• STATED TASK
Write out every entry exactly as it appears.
>> Start
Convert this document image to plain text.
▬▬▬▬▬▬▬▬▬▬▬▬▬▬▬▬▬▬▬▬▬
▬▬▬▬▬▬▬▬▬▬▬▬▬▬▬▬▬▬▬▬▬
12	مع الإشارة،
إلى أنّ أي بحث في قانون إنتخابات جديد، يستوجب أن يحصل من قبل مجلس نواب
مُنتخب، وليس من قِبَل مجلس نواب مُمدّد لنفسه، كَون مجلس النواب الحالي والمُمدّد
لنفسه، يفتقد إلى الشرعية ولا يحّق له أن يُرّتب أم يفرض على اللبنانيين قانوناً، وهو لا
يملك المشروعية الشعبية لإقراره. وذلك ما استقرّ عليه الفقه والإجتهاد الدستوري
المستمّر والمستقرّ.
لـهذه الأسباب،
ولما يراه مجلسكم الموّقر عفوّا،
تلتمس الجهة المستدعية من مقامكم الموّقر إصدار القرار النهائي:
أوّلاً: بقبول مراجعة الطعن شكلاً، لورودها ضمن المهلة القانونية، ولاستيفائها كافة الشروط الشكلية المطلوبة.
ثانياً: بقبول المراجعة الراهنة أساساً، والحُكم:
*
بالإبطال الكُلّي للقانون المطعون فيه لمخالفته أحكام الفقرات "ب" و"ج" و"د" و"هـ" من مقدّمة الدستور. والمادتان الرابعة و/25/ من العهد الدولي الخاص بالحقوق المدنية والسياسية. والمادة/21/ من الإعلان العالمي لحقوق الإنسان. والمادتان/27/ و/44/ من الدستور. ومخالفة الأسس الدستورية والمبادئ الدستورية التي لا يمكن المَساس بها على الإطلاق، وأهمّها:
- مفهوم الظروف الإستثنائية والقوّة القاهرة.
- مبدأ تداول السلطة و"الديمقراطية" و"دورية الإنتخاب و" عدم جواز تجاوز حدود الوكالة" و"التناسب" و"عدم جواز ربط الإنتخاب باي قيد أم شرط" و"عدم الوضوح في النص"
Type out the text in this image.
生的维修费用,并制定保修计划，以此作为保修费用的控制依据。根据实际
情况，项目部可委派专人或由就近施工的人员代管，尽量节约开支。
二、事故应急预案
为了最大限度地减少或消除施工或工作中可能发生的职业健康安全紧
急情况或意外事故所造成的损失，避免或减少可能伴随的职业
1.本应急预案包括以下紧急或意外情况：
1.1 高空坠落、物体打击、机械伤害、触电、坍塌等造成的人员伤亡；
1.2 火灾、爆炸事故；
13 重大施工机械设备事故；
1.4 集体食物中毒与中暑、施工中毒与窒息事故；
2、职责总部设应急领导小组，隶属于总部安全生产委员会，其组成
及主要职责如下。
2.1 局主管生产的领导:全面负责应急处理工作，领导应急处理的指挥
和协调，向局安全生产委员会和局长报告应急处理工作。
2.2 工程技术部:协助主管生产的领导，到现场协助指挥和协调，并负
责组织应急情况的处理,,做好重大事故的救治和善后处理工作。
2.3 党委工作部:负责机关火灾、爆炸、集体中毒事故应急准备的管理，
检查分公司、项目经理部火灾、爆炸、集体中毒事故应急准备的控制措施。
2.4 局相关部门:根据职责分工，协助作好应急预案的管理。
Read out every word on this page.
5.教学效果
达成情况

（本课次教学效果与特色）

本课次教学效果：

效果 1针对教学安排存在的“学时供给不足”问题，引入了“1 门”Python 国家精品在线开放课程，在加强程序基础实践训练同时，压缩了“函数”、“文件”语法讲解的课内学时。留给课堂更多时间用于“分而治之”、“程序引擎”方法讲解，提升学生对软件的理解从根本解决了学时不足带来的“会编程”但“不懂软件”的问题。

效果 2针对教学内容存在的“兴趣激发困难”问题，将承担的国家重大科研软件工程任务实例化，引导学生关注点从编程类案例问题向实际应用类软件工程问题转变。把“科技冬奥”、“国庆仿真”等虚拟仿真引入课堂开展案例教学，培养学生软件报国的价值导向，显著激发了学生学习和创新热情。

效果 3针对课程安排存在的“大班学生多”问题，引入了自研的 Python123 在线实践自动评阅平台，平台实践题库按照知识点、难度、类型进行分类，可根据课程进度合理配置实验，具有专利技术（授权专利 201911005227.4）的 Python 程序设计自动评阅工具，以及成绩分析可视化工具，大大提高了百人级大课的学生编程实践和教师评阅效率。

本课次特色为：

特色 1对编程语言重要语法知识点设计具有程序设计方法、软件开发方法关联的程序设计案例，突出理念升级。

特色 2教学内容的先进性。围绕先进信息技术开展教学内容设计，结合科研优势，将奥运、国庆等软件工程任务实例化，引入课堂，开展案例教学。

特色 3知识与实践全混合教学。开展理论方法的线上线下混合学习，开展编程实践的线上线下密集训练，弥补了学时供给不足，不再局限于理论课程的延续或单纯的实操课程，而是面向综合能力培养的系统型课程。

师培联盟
>> End
• EXERCISE RESPONSE
Convert this document image to plain text.
▬▬▬▬▬▬▬▬▬▬▬▬▬▬▬▬▬▬▬▬▬
▬▬▬▬▬▬▬▬▬▬▬▬▬▬▬▬▬▬▬▬▬
12	مع الإشارة،
إلى أنّ أي بحث في قانون إنتخابات جديد، يستوجب أن يحصل من قبل مجلس نواب
مُنتخب، وليس من قِبَل مجلس نواب مُمدّد لنفسه، كَون مجلس النواب الحالي والمُمدّد
لنفسه، يفتقد إلى الشرعية ولا يحّق له أن يُرّتب أم يفرض على اللبنانيين قانوناً، وهو لا
يملك المشروعية الشعبية لإقراره. وذلك ما استقرّ عليه الفقه والإجتهاد الدستوري
المستمّر والمستقرّ.
لـهذه الأسباب،
ولما يراه مجلسكم الموّقر عفوّا،
تلتمس الجهة المستدعية من مقامكم الموّقر إصدار القرار النهائي:
أوّلاً: بقبول مراجعة الطعن شكلاً، لورودها ضمن المهلة القانونية، ولاستيفائها كافة الشروط الشكلية المطلوبة.
ثانياً: بقبول المراجعة الراهنة أساساً، والحُكم:
*
بالإبطال الكُلّي للقانون المطعون فيه لمخالفته أحكام الفقرات "ب" و"ج" و"د" و"هـ" من مقدّمة الدستور. والمادتان الرابعة و/25/ من العهد الدولي الخاص بالحقوق المدنية والسياسية. والمادة/21/ من الإعلان العالمي لحقوق الإنسان. والمادتان/27/ و/44/ من الدستور. ومخالفة الأسس الدستورية والمبادئ الدستورية التي لا يمكن المَساس بها على الإطلاق، وأهمّها:
- مفهوم الظروف الإستثنائية والقوّة القاهرة.
- مبدأ تداول السلطة و"الديمقراطية" و"دورية الإنتخاب و" عدم جواز تجاوز حدود الوكالة" و"التناسب" و"عدم جواز ربط الإنتخاب باي قيد أم شرط" و"عدم الوضوح في النص"
Type out the text in this image.
生的维修费用,并制定保修计划，以此作为保修费用的控制依据。根据实际
情况，项目部可委派专人或由就近施工的人员代管，尽量节约开支。
二、事故应急预案
为了最大限度地减少或消除施工或工作中可能发生的职业健康安全紧
急情况或意外事故所造成的损失，避免或减少可能伴随的职业
1.本应急预案包括以下紧急或意外情况：
1.1 高空坠落、物体打击、机械伤害、触电、坍塌等造成的人员伤亡；
1.2 火灾、爆炸事故；
13 重大施工机械设备事故；
1.4 集体食物中毒与中暑、施工中毒与窒息事故；
2、职责总部设应急领导小组，隶属于总部安全生产委员会，其组成
及主要职责如下。
2.1 局主管生产的领导:全面负责应急处理工作，领导应急处理的指挥
和协调，向局安全生产委员会和局长报告应急处理工作。
2.2 工程技术部:协助主管生产的领导，到现场协助指挥和协调，并负
责组织应急情况的处理,,做好重大事故的救治和善后处理工作。
2.3 党委工作部:负责机关火灾、爆炸、集体中毒事故应急准备的管理，
检查分公司、项目经理部火灾、爆炸、集体中毒事故应急准备的控制措施。
2.4 局相关部门:根据职责分工，协助作好应急预案的管理。
Read out every word on this page.
5.教学效果
达成情况

（本课次教学效果与特色）

本课次教学效果：

效果 1针对教学安排存在的“学时供给不足”问题，引入了“1 门”Python 国家精品在线开放课程，在加强程序基础实践训练同时，压缩了“函数”、“文件”语法讲解的课内学时。留给课堂更多时间用于“分而治之”、“程序引擎”方法讲解，提升学生对软件的理解从根本解决了学时不足带来的“会编程”但“不懂软件”的问题。

效果 2针对教学内容存在的“兴趣激发困难”问题，将承担的国家重大科研软件工程任务实例化，引导学生关注点从编程类案例问题向实际应用类软件工程问题转变。把“科技冬奥”、“国庆仿真”等虚拟仿真引入课堂开展案例教学，培养学生软件报国的价值导向，显著激发了学生学习和创新热情。

效果 3针对课程安排存在的“大班学生多”问题，引入了自研的 Python123 在线实践自动评阅平台，平台实践题库按照知识点、难度、类型进行分类，可根据课程进度合理配置实验，具有专利技术（授权专利 201911005227.4）的 Python 程序设计自动评阅工具，以及成绩分析可视化工具，大大提高了百人级大课的学生编程实践和教师评阅效率。

本课次特色为：

特色 1对编程语言重要语法知识点设计具有程序设计方法、软件开发方法关联的程序设计案例，突出理念升级。

特色 2教学内容的先进性。围绕先进信息技术开展教学内容设计，结合科研优势，将奥运、国庆等软件工程任务实例化，引入课堂，开展案例教学。

特色 3知识与实践全混合教学。开展理论方法的线上线下混合学习，开展编程实践的线上线下密集训练，弥补了学时供给不足，不再局限于理论课程的延续或单纯的实操课程，而是面向综合能力培养的系统型课程。

师培联盟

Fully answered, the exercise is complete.